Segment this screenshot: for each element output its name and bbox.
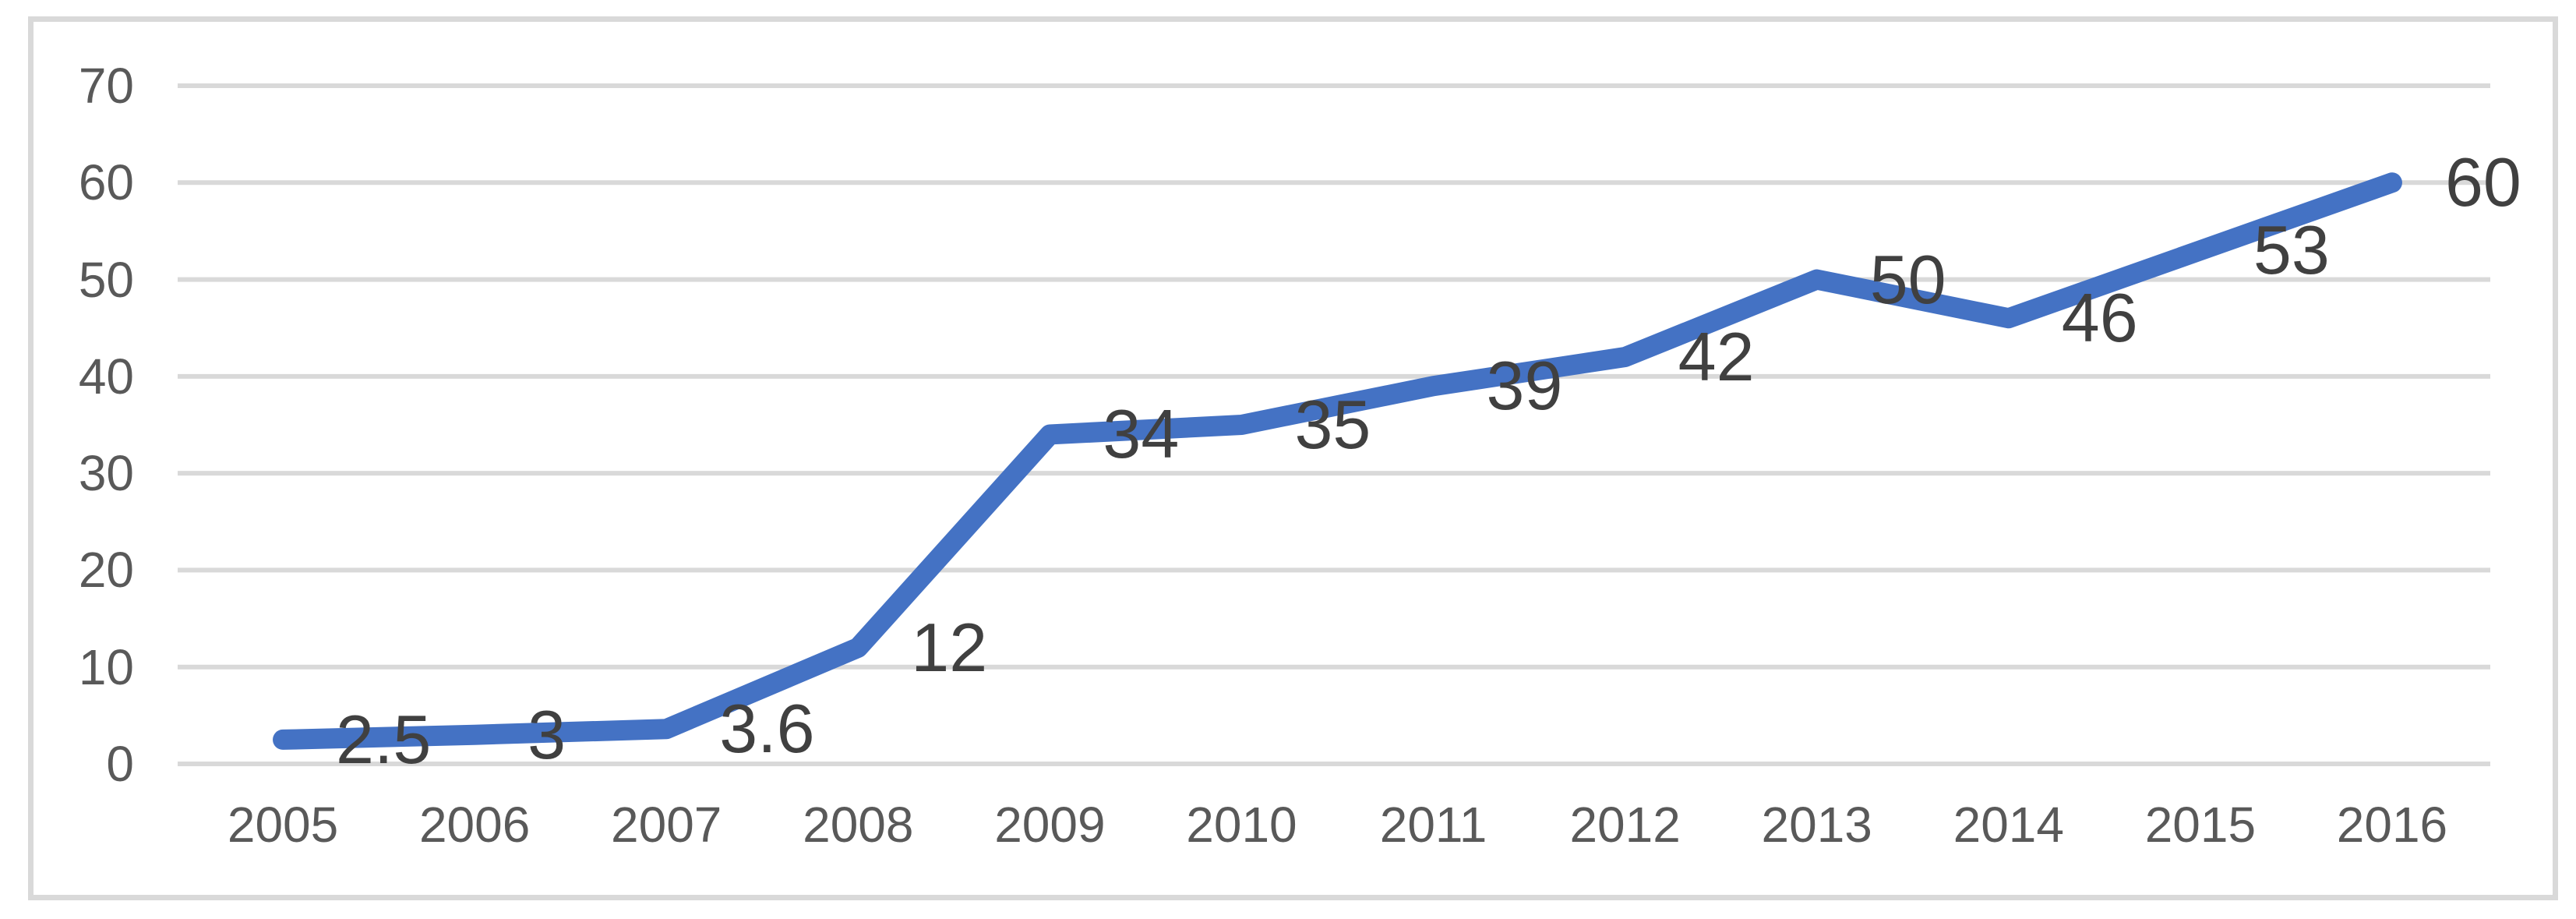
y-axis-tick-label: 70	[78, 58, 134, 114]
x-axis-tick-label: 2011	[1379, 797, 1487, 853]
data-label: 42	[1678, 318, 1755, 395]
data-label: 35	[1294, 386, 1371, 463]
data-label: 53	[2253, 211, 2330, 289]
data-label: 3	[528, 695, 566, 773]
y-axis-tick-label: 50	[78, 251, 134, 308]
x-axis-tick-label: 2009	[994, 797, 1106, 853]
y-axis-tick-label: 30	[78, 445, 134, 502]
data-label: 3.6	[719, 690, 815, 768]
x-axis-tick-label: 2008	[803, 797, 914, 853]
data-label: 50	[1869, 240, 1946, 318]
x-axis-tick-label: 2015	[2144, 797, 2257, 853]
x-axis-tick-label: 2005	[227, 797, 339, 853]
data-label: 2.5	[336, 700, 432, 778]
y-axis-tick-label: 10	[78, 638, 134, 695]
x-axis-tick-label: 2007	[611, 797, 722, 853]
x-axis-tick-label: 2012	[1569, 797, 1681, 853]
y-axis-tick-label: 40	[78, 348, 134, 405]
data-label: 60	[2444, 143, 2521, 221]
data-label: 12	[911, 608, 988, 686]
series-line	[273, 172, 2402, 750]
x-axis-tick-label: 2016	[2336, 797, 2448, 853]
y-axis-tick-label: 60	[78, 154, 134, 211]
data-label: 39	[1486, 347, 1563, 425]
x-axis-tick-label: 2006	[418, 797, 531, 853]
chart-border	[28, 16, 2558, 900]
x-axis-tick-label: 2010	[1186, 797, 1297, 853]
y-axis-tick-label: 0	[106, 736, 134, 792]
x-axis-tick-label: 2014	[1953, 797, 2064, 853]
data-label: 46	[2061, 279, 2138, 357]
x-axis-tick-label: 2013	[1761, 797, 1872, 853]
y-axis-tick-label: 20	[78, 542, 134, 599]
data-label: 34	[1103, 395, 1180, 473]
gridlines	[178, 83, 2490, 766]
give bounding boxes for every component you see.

----

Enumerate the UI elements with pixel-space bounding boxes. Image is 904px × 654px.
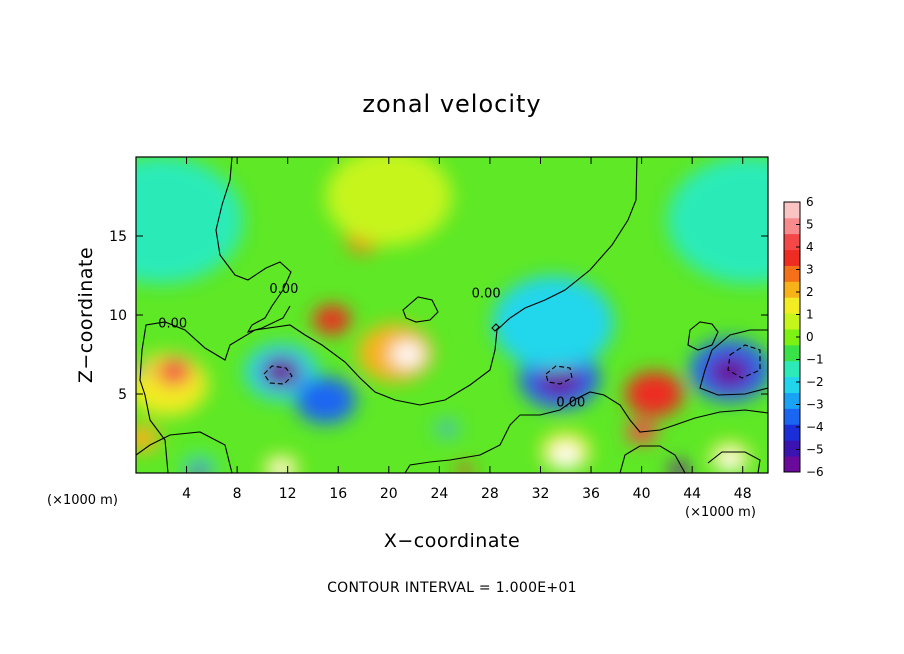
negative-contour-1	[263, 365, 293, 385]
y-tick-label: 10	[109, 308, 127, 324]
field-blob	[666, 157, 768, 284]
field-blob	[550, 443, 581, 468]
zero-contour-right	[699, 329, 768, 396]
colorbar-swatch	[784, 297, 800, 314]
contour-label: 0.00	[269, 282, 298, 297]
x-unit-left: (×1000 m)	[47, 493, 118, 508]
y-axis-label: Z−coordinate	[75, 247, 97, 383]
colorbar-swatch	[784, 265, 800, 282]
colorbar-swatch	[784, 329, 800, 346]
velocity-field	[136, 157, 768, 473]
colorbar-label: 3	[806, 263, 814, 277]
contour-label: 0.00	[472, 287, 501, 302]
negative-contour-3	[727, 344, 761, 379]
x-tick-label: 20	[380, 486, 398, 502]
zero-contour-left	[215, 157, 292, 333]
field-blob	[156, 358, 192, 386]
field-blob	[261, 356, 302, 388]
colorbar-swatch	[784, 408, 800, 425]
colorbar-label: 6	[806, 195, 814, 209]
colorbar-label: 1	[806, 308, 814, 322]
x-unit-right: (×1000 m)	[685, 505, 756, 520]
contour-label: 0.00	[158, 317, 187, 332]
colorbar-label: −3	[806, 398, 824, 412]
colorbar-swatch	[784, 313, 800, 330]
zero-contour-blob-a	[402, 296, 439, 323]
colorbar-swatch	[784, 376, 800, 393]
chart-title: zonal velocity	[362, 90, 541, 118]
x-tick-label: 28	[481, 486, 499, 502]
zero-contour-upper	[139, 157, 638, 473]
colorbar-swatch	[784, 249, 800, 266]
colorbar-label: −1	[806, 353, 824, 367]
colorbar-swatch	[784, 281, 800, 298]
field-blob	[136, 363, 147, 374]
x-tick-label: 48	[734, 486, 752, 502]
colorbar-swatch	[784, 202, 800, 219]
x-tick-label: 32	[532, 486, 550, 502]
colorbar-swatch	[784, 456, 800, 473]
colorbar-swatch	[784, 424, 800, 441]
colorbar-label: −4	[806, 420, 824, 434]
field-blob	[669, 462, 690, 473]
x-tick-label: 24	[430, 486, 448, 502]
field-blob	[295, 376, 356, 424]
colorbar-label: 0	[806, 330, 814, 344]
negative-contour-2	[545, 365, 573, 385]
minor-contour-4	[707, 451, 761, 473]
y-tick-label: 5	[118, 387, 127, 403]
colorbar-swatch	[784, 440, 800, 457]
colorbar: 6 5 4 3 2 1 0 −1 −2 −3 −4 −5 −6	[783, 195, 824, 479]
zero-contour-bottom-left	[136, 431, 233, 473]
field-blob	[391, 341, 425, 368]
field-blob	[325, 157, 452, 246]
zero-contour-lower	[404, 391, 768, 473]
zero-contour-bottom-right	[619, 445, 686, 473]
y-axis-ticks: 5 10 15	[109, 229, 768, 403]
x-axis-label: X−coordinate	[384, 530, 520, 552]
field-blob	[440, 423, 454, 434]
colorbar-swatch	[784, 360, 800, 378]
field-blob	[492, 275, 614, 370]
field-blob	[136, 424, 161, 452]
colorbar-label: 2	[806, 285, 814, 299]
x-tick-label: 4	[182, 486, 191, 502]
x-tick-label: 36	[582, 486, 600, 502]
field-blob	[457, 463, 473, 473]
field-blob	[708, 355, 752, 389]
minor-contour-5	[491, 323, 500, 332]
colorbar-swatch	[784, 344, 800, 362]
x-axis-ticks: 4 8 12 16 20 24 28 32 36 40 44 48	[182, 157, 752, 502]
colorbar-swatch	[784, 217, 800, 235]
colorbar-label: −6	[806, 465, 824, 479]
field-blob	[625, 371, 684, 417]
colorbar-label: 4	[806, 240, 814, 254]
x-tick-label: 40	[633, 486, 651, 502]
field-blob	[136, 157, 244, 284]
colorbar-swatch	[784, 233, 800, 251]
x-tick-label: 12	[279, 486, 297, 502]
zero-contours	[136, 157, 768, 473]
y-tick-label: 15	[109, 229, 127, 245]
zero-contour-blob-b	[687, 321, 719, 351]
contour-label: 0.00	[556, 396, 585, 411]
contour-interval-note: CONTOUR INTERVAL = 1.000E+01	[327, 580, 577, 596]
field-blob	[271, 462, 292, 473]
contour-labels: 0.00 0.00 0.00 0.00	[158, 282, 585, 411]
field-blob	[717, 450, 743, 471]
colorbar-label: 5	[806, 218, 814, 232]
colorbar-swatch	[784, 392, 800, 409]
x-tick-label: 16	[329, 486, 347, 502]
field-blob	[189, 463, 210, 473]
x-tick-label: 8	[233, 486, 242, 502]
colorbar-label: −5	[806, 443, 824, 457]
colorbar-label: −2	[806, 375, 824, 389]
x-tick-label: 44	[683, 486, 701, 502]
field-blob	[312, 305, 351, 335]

----

WHAT TO DO:
Copy out the stretch of the data from the line containing "58, 134, 114]" through the line containing "83, 2490, 766]", both included, with every line unchanged.

SOLUTION:
y-axis-tick-label: 70	[78, 58, 134, 114]
x-axis-tick-label: 2011	[1379, 797, 1487, 853]
data-label: 42	[1678, 318, 1755, 395]
data-label: 35	[1294, 386, 1371, 463]
data-label: 53	[2253, 211, 2330, 289]
data-label: 3	[528, 695, 566, 773]
y-axis-tick-label: 50	[78, 251, 134, 308]
x-axis-tick-label: 2009	[994, 797, 1106, 853]
y-axis-tick-label: 30	[78, 445, 134, 502]
data-label: 3.6	[719, 690, 815, 768]
x-axis-tick-label: 2008	[803, 797, 914, 853]
data-label: 50	[1869, 240, 1946, 318]
x-axis-tick-label: 2015	[2144, 797, 2257, 853]
x-axis-tick-label: 2005	[227, 797, 339, 853]
data-label: 2.5	[336, 700, 432, 778]
y-axis-tick-label: 10	[78, 638, 134, 695]
x-axis-tick-label: 2007	[611, 797, 722, 853]
x-axis-tick-label: 2012	[1569, 797, 1681, 853]
y-axis-tick-label: 40	[78, 348, 134, 405]
data-label: 60	[2444, 143, 2521, 221]
data-label: 12	[911, 608, 988, 686]
series-line	[273, 172, 2402, 750]
x-axis-tick-label: 2016	[2336, 797, 2448, 853]
y-axis-tick-label: 60	[78, 154, 134, 211]
data-label: 39	[1486, 347, 1563, 425]
x-axis-tick-label: 2006	[418, 797, 531, 853]
chart-border	[28, 16, 2558, 900]
x-axis-tick-label: 2010	[1186, 797, 1297, 853]
y-axis-tick-label: 0	[106, 736, 134, 792]
x-axis-tick-label: 2014	[1953, 797, 2064, 853]
data-label: 46	[2061, 279, 2138, 357]
x-axis-tick-label: 2013	[1761, 797, 1872, 853]
y-axis-tick-label: 20	[78, 542, 134, 599]
data-label: 34	[1103, 395, 1180, 473]
gridlines	[178, 83, 2490, 766]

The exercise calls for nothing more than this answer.